Extract, word for word, each line from the line holding "Transcribe the text in this document." through the end of the records. Omit every picture.
-- Start Material for this exercise --
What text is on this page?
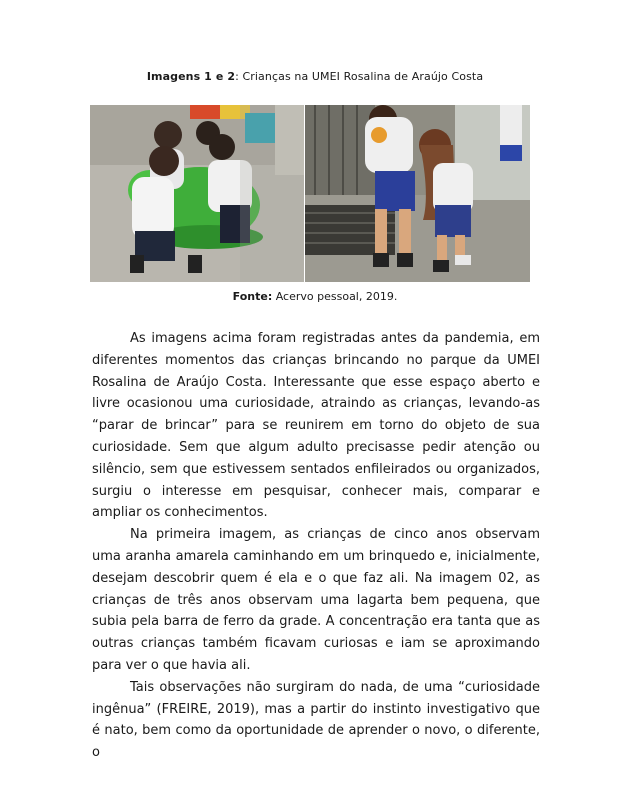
Imagens 1 e 2: Crianças na UMEI Rosalina de Araújo Costa
Fonte: Acervo pessoal, 2019.

As imagens acima foram registradas antes da pandemia, em diferentes momentos das crianças brincando no parque da UMEI Rosalina de Araújo Costa. Interessante que esse espaço aberto e livre ocasionou uma curiosidade, atraindo as crianças, levando-as “parar de brincar” para se reunirem em torno do objeto de sua curiosidade. Sem que algum adulto precisasse pedir atenção ou silêncio, sem que estivessem sentados enfileirados ou organizados, surgiu o interesse em pesquisar, conhecer mais, comparar e ampliar os conhecimentos.

Na primeira imagem, as crianças de cinco anos observam uma aranha amarela caminhando em um brinquedo e, inicialmente, desejam descobrir quem é ela e o que faz ali. Na imagem 02, as crianças de três anos observam uma lagarta bem pequena, que subia pela barra de ferro da grade. A concentração era tanta que as outras crianças também ficavam curiosas e iam se aproximando para ver o que havia ali.

Tais observações não surgiram do nada, de uma “curiosidade ingênua” (FREIRE, 2019), mas a partir do instinto investigativo que é nato, bem como da oportunidade de aprender o novo, o diferente, o
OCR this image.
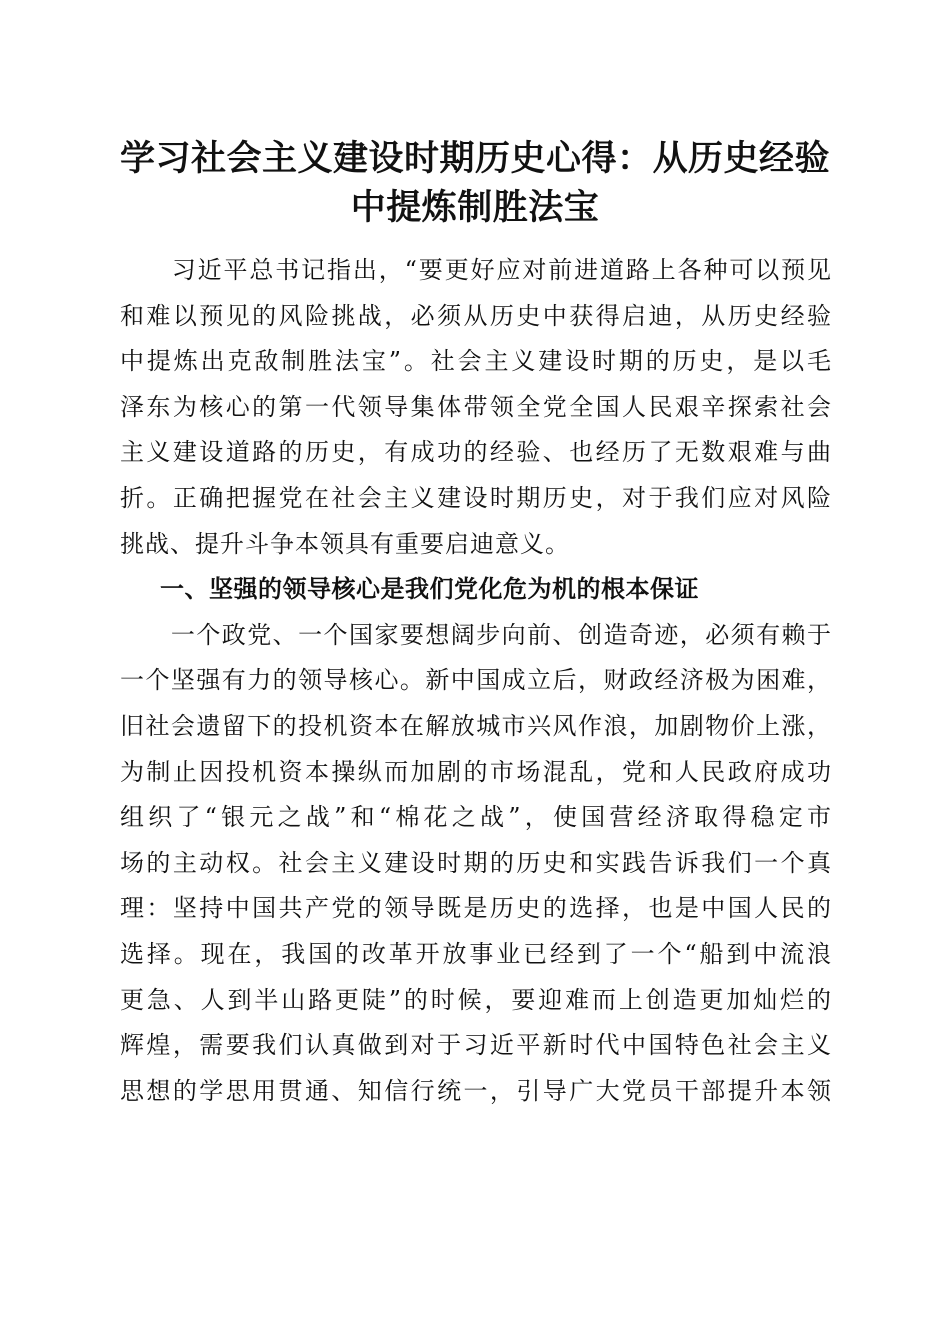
学习社会主义建设时期历史心得：从历史经验
中提炼制胜法宝
　　习近平总书记指出，“要更好应对前进道路上各种可以预见
和难以预见的风险挑战，必须从历史中获得启迪，从历史经验
中提炼出克敌制胜法宝”。社会主义建设时期的历史，是以毛
泽东为核心的第一代领导集体带领全党全国人民艰辛探索社会
主义建设道路的历史，有成功的经验、也经历了无数艰难与曲
折。正确把握党在社会主义建设时期历史，对于我们应对风险
挑战、提升斗争本领具有重要启迪意义。
一、坚强的领导核心是我们党化危为机的根本保证
　　一个政党、一个国家要想阔步向前、创造奇迹，必须有赖于
一个坚强有力的领导核心。新中国成立后，财政经济极为困难，
旧社会遗留下的投机资本在解放城市兴风作浪，加剧物价上涨，
为制止因投机资本操纵而加剧的市场混乱，党和人民政府成功
组织了“银元之战”和“棉花之战”，使国营经济取得稳定市
场的主动权。社会主义建设时期的历史和实践告诉我们一个真
理：坚持中国共产党的领导既是历史的选择，也是中国人民的
选择。现在，我国的改革开放事业已经到了一个“船到中流浪
更急、人到半山路更陡”的时候，要迎难而上创造更加灿烂的
辉煌，需要我们认真做到对于习近平新时代中国特色社会主义
思想的学思用贯通、知信行统一，引导广大党员干部提升本领
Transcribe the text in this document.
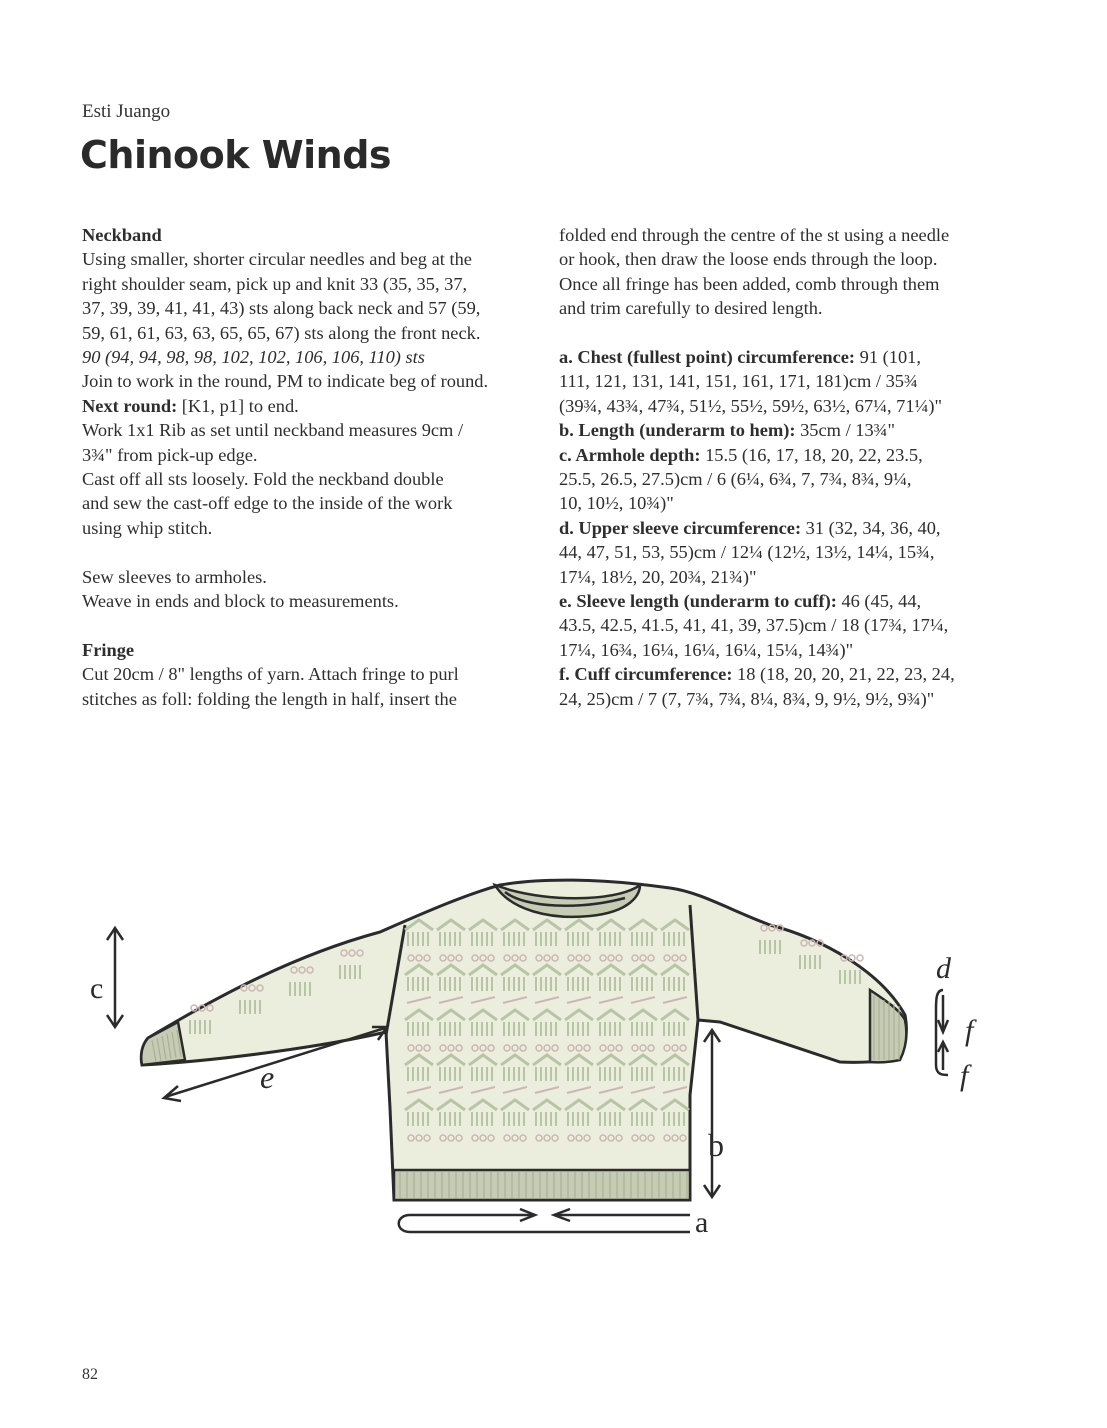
Esti Juango
Chinook Winds
Neckband
Using smaller, shorter circular needles and beg at the
right shoulder seam, pick up and knit 33 (35, 35, 37,
37, 39, 39, 41, 41, 43) sts along back neck and 57 (59,
59, 61, 61, 63, 63, 65, 65, 67) sts along the front neck.
90 (94, 94, 98, 98, 102, 102, 106, 106, 110) sts
Join to work in the round, PM to indicate beg of round.
Next round: [K1, p1] to end.
Work 1x1 Rib as set until neckband measures 9cm /
3¾" from pick-up edge.
Cast off all sts loosely. Fold the neckband double
and sew the cast-off edge to the inside of the work
using whip stitch.
Sew sleeves to armholes.
Weave in ends and block to measurements.
Fringe
Cut 20cm / 8" lengths of yarn. Attach fringe to purl
stitches as foll: folding the length in half, insert the
folded end through the centre of the st using a needle
or hook, then draw the loose ends through the loop.
Once all fringe has been added, comb through them
and trim carefully to desired length.
a. Chest (fullest point) circumference: 91 (101,
111, 121, 131, 141, 151, 161, 171, 181)cm / 35¾
(39¾, 43¾, 47¾, 51½, 55½, 59½, 63½, 67¼, 71¼)"
b. Length (underarm to hem): 35cm / 13¾"
c. Armhole depth: 15.5 (16, 17, 18, 20, 22, 23.5,
25.5, 26.5, 27.5)cm / 6 (6¼, 6¾, 7, 7¾, 8¾, 9¼,
10, 10½, 10¾)"
d. Upper sleeve circumference: 31 (32, 34, 36, 40,
44, 47, 51, 53, 55)cm / 12¼ (12½, 13½, 14¼, 15¾,
17¼, 18½, 20, 20¾, 21¾)"
e. Sleeve length (underarm to cuff): 46 (45, 44,
43.5, 42.5, 41.5, 41, 41, 39, 37.5)cm / 18 (17¾, 17¼,
17¼, 16¾, 16¼, 16¼, 16¼, 15¼, 14¾)"
f. Cuff circumference: 18 (18, 20, 20, 21, 22, 23, 24,
24, 25)cm / 7 (7, 7¾, 7¾, 8¼, 8¾, 9, 9½, 9½, 9¾)"
c
e
b
a
d
f
f
82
-- End Material for this exercise --
- **Task answer**
Transcribe the text in this document.
Esti Juango
Chinook Winds
Neckband
Using smaller, shorter circular needles and beg at the
right shoulder seam, pick up and knit 33 (35, 35, 37,
37, 39, 39, 41, 41, 43) sts along back neck and 57 (59,
59, 61, 61, 63, 63, 65, 65, 67) sts along the front neck.
90 (94, 94, 98, 98, 102, 102, 106, 106, 110) sts
Join to work in the round, PM to indicate beg of round.
Next round: [K1, p1] to end.
Work 1x1 Rib as set until neckband measures 9cm /
3¾" from pick-up edge.
Cast off all sts loosely. Fold the neckband double
and sew the cast-off edge to the inside of the work
using whip stitch.
Sew sleeves to armholes.
Weave in ends and block to measurements.
Fringe
Cut 20cm / 8" lengths of yarn. Attach fringe to purl
stitches as foll: folding the length in half, insert the
folded end through the centre of the st using a needle
or hook, then draw the loose ends through the loop.
Once all fringe has been added, comb through them
and trim carefully to desired length.
a. Chest (fullest point) circumference: 91 (101,
111, 121, 131, 141, 151, 161, 171, 181)cm / 35¾
(39¾, 43¾, 47¾, 51½, 55½, 59½, 63½, 67¼, 71¼)"
b. Length (underarm to hem): 35cm / 13¾"
c. Armhole depth: 15.5 (16, 17, 18, 20, 22, 23.5,
25.5, 26.5, 27.5)cm / 6 (6¼, 6¾, 7, 7¾, 8¾, 9¼,
10, 10½, 10¾)"
d. Upper sleeve circumference: 31 (32, 34, 36, 40,
44, 47, 51, 53, 55)cm / 12¼ (12½, 13½, 14¼, 15¾,
17¼, 18½, 20, 20¾, 21¾)"
e. Sleeve length (underarm to cuff): 46 (45, 44,
43.5, 42.5, 41.5, 41, 41, 39, 37.5)cm / 18 (17¾, 17¼,
17¼, 16¾, 16¼, 16¼, 16¼, 15¼, 14¾)"
f. Cuff circumference: 18 (18, 20, 20, 21, 22, 23, 24,
24, 25)cm / 7 (7, 7¾, 7¾, 8¼, 8¾, 9, 9½, 9½, 9¾)"
c
e
b
a
d
f
f
82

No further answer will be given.